» Objective
How many lines of these entries include the string "name"? State the number alone.

Collection entries:
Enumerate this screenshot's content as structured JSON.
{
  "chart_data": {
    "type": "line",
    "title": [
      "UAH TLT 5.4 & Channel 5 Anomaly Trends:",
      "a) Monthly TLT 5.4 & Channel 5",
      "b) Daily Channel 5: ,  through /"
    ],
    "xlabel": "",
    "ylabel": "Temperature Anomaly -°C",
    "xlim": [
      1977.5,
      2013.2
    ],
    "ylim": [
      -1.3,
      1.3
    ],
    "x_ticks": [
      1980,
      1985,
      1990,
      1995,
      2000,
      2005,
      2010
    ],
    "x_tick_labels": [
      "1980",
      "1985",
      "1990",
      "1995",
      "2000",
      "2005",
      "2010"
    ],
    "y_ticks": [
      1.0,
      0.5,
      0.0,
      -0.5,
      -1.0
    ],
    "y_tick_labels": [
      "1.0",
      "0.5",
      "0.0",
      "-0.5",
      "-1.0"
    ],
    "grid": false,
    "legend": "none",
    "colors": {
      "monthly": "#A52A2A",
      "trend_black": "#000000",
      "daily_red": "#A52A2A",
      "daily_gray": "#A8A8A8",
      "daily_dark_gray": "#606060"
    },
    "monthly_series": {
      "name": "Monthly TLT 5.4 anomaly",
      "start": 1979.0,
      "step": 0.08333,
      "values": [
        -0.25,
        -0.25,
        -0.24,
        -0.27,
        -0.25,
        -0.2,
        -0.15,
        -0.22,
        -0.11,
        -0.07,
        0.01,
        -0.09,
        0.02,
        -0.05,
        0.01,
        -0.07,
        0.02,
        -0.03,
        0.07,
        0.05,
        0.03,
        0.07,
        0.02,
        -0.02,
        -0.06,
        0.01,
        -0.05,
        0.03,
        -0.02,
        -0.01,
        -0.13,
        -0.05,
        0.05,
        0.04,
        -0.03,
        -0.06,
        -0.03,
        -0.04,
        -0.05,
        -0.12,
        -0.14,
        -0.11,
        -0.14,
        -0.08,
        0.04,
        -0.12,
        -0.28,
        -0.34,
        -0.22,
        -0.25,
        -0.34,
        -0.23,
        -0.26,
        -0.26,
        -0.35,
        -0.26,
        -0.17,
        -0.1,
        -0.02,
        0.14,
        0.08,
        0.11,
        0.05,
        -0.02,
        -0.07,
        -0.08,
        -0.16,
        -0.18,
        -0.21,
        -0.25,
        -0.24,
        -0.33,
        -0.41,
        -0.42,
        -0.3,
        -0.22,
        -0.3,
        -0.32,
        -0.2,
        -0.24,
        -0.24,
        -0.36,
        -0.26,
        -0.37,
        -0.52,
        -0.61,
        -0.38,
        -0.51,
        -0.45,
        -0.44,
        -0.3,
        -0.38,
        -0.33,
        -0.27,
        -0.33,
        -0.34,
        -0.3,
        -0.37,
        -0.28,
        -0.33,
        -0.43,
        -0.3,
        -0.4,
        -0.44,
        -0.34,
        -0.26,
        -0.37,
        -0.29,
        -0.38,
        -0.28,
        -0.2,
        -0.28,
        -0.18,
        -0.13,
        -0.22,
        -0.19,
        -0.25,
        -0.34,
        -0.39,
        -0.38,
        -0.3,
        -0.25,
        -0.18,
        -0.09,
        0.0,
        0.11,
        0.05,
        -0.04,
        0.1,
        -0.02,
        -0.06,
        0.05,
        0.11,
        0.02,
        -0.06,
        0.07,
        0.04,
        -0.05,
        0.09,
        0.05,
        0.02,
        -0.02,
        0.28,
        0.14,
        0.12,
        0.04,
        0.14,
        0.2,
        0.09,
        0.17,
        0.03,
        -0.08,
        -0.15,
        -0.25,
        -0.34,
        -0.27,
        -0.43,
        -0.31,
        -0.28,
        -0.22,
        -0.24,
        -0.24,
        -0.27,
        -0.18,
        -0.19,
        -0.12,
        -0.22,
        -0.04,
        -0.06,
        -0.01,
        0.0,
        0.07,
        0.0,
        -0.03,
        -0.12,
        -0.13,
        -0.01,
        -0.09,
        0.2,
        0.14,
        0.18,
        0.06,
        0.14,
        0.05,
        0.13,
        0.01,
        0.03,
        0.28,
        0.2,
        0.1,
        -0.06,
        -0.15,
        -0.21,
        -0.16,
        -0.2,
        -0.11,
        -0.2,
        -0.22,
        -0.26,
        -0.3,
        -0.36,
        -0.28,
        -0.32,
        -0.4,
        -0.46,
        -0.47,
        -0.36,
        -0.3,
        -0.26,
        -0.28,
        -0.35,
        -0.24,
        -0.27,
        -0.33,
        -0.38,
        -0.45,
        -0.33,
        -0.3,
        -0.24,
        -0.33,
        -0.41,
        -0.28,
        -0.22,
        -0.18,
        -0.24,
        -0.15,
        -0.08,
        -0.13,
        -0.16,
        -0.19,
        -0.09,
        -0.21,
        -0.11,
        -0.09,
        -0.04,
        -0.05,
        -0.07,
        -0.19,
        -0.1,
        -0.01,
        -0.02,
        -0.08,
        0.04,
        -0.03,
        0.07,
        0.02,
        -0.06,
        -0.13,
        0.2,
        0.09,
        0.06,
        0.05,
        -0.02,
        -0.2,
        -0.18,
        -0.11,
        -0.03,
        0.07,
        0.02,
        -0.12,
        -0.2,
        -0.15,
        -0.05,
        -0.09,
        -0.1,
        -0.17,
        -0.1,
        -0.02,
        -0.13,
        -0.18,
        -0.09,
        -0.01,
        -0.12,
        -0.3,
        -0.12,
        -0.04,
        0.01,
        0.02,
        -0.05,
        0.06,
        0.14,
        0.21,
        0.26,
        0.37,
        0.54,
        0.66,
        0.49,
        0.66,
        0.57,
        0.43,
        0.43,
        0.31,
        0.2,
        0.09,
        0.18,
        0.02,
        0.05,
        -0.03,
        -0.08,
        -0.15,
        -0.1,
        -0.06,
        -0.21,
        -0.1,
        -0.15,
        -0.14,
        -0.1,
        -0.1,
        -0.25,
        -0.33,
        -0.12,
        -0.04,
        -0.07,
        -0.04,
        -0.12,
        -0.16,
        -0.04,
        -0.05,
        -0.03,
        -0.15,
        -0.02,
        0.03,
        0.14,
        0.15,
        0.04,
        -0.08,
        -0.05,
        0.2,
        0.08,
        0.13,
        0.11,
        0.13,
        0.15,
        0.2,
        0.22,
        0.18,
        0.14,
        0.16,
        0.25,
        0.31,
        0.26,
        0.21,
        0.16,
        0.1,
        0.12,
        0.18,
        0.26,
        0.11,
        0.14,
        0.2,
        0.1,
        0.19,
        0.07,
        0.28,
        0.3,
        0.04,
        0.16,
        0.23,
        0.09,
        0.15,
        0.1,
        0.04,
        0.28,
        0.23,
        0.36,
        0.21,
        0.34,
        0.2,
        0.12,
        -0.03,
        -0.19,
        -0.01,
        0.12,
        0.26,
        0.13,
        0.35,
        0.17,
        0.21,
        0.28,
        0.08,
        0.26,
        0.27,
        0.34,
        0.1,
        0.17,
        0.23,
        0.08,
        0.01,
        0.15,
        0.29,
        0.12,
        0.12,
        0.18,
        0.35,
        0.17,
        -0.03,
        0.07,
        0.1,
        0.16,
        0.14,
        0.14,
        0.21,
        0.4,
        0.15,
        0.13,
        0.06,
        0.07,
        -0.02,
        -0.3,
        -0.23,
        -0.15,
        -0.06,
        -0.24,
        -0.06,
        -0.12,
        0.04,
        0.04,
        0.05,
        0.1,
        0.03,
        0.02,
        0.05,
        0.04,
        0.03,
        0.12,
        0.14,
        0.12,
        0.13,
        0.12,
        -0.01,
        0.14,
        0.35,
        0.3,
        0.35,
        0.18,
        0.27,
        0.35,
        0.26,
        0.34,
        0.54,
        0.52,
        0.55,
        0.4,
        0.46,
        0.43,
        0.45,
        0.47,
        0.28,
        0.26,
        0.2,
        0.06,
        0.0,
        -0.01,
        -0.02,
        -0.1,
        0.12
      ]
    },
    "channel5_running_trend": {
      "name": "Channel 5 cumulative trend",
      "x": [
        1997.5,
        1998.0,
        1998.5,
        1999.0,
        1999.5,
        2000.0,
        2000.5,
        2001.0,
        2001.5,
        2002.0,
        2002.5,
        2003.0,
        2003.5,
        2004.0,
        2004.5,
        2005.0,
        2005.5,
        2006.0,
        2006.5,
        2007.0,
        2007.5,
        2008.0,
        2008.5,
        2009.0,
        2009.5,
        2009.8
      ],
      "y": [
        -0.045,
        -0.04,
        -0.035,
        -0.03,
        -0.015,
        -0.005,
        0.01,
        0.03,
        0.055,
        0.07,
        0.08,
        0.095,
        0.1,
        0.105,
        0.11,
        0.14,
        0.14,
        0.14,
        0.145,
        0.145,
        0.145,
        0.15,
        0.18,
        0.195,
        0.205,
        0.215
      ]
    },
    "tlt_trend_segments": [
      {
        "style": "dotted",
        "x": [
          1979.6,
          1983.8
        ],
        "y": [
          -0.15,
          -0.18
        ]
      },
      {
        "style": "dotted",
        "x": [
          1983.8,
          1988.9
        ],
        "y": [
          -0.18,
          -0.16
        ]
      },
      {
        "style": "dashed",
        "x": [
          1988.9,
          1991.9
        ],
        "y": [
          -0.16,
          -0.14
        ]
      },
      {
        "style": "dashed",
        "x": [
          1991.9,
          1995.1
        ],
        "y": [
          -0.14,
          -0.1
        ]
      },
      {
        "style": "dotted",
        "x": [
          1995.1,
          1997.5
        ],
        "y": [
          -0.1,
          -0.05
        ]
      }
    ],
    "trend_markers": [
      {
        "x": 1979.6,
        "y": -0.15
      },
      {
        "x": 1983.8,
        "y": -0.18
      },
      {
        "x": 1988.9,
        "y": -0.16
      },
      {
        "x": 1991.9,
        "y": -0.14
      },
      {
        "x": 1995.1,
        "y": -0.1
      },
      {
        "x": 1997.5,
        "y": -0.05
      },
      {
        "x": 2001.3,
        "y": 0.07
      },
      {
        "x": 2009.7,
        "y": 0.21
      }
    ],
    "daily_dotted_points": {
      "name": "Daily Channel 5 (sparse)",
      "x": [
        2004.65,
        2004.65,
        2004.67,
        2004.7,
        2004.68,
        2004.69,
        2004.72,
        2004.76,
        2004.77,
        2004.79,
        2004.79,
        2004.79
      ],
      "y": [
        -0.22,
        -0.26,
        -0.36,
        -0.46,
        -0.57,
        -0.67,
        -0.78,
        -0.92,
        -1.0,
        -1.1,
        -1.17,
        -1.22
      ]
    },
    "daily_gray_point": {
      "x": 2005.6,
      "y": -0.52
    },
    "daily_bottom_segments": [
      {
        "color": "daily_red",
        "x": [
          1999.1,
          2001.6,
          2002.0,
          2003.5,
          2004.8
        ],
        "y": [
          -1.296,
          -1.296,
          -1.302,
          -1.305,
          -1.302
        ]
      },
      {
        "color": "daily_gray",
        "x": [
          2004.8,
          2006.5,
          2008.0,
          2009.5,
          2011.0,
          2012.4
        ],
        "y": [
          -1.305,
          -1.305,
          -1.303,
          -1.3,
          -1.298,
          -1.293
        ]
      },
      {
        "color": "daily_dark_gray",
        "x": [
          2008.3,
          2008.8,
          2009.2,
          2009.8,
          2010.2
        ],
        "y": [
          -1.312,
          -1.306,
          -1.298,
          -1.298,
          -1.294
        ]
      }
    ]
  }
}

» Written answer
3